Data excerpts:
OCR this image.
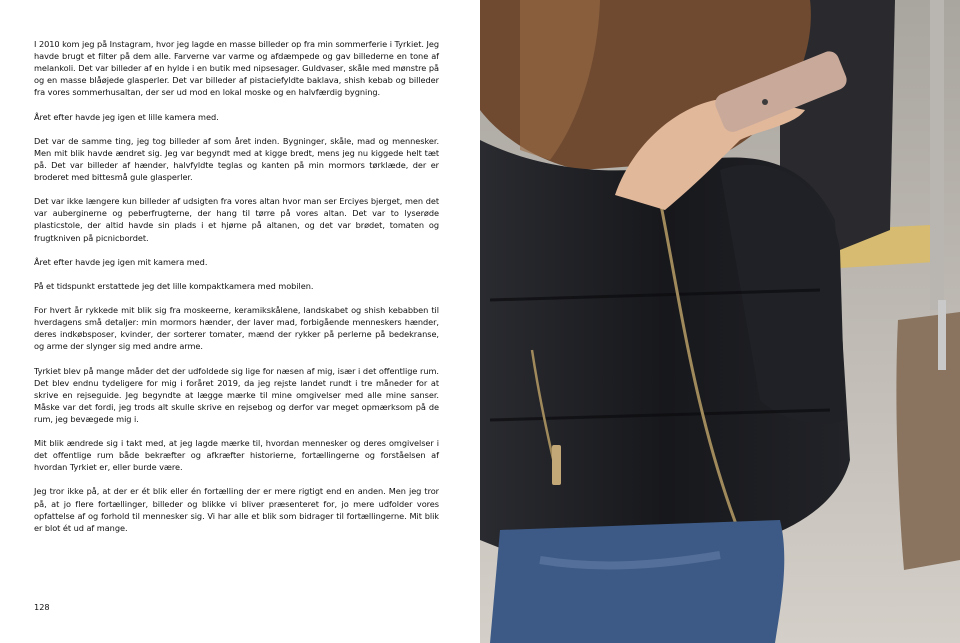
I 2010 kom jeg på Instagram, hvor jeg lagde en masse billeder op fra min sommerferie i Tyrkiet. Jeg havde brugt et filter på dem alle. Farverne var varme og afdæmpede og gav billederne en tone af melankoli. Det var billeder af en hylde i en butik med nipsesager. Guldvaser, skåle med mønstre på og en masse blåøjede glasperler. Det var billeder af pistaciefyldte baklava, shish kebab og billeder fra vores sommerhusaltan, der ser ud mod en lokal moske og en halvfærdig bygning.

Året efter havde jeg igen et lille kamera med.

Det var de samme ting, jeg tog billeder af som året inden. Bygninger, skåle, mad og mennesker. Men mit blik havde ændret sig. Jeg var begyndt med at kigge bredt, mens jeg nu kiggede helt tæt på. Det var billeder af hænder, halvfyldte teglas og kanten på min mormors tørklæde, der er broderet med bittesmå gule glasperler.

Det var ikke længere kun billeder af udsigten fra vores altan hvor man ser Erciyes bjerget, men det var auberginerne og peberfrugterne, der hang til tørre på vores altan. Det var to lyserøde plasticstole, der altid havde sin plads i et hjørne på altanen, og det var brødet, tomaten og frugtkniven på picnicbordet.

Året efter havde jeg igen mit kamera med.

På et tidspunkt erstattede jeg det lille kompaktkamera med mobilen.

For hvert år rykkede mit blik sig fra moskeerne, keramikskålene, landskabet og shish kebabben til hverdagens små detaljer: min mormors hænder, der laver mad, forbigående menneskers hænder, deres indkøbsposer, kvinder, der sorterer tomater, mænd der rykker på perlerne på bedekranse, og arme der slynger sig med andre arme.

Tyrkiet blev på mange måder det der udfoldede sig lige for næsen af mig, især i det offentlige rum. Det blev endnu tydeligere for mig i foråret 2019, da jeg rejste landet rundt i tre måneder for at skrive en rejseguide. Jeg begyndte at lægge mærke til mine omgivelser med alle mine sanser. Måske var det fordi, jeg trods alt skulle skrive en rejsebog og derfor var meget opmærksom på de rum, jeg bevægede mig i.

Mit blik ændrede sig i takt med, at jeg lagde mærke til, hvordan mennesker og deres omgivelser i det offentlige rum både bekræfter og afkræfter historierne, fortællingerne og forståelsen af hvordan Tyrkiet er, eller burde være.

Jeg tror ikke på, at der er ét blik eller én fortælling der er mere rigtigt end en anden. Men jeg tror på, at jo flere fortællinger, billeder og blikke vi bliver præsenteret for, jo mere udfolder vores opfattelse af og forhold til mennesker sig. Vi har alle et blik som bidrager til fortællingerne. Mit blik er blot ét ud af mange.

128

Task: Write the records above out again exactly, with no pictures in your copy.

Exercise solution:
OCR this image.
I 2010 kom jeg på Instagram, hvor jeg lagde en masse billeder op fra min sommerferie i Tyrkiet. Jeg havde brugt et filter på dem alle. Farverne var varme og afdæmpede og gav billederne en tone af melankoli. Det var billeder af en hylde i en butik med nipsesager. Guldvaser, skåle med mønstre på og en masse blåøjede glasperler. Det var billeder af pistaciefyldte baklava, shish kebab og billeder fra vores sommerhusaltan, der ser ud mod en lokal moske og en halvfærdig bygning.

Året efter havde jeg igen et lille kamera med.

Det var de samme ting, jeg tog billeder af som året inden. Bygninger, skåle, mad og mennesker. Men mit blik havde ændret sig. Jeg var begyndt med at kigge bredt, mens jeg nu kiggede helt tæt på. Det var billeder af hænder, halvfyldte teglas og kanten på min mormors tørklæde, der er broderet med bittesmå gule glasperler.

Det var ikke længere kun billeder af udsigten fra vores altan hvor man ser Erciyes bjerget, men det var auberginerne og peberfrugterne, der hang til tørre på vores altan. Det var to lyserøde plasticstole, der altid havde sin plads i et hjørne på altanen, og det var brødet, tomaten og frugtkniven på picnicbordet.

Året efter havde jeg igen mit kamera med.

På et tidspunkt erstattede jeg det lille kompaktkamera med mobilen.

For hvert år rykkede mit blik sig fra moskeerne, keramikskålene, landskabet og shish kebabben til hverdagens små detaljer: min mormors hænder, der laver mad, forbigående menneskers hænder, deres indkøbsposer, kvinder, der sorterer tomater, mænd der rykker på perlerne på bedekranse, og arme der slynger sig med andre arme.

Tyrkiet blev på mange måder det der udfoldede sig lige for næsen af mig, især i det offentlige rum. Det blev endnu tydeligere for mig i foråret 2019, da jeg rejste landet rundt i tre måneder for at skrive en rejseguide. Jeg begyndte at lægge mærke til mine omgivelser med alle mine sanser. Måske var det fordi, jeg trods alt skulle skrive en rejsebog og derfor var meget opmærksom på de rum, jeg bevægede mig i.

Mit blik ændrede sig i takt med, at jeg lagde mærke til, hvordan mennesker og deres omgivelser i det offentlige rum både bekræfter og afkræfter historierne, fortællingerne og forståelsen af hvordan Tyrkiet er, eller burde være.

Jeg tror ikke på, at der er ét blik eller én fortælling der er mere rigtigt end en anden. Men jeg tror på, at jo flere fortællinger, billeder og blikke vi bliver præsenteret for, jo mere udfolder vores opfattelse af og forhold til mennesker sig. Vi har alle et blik som bidrager til fortællingerne. Mit blik er blot ét ud af mange.

128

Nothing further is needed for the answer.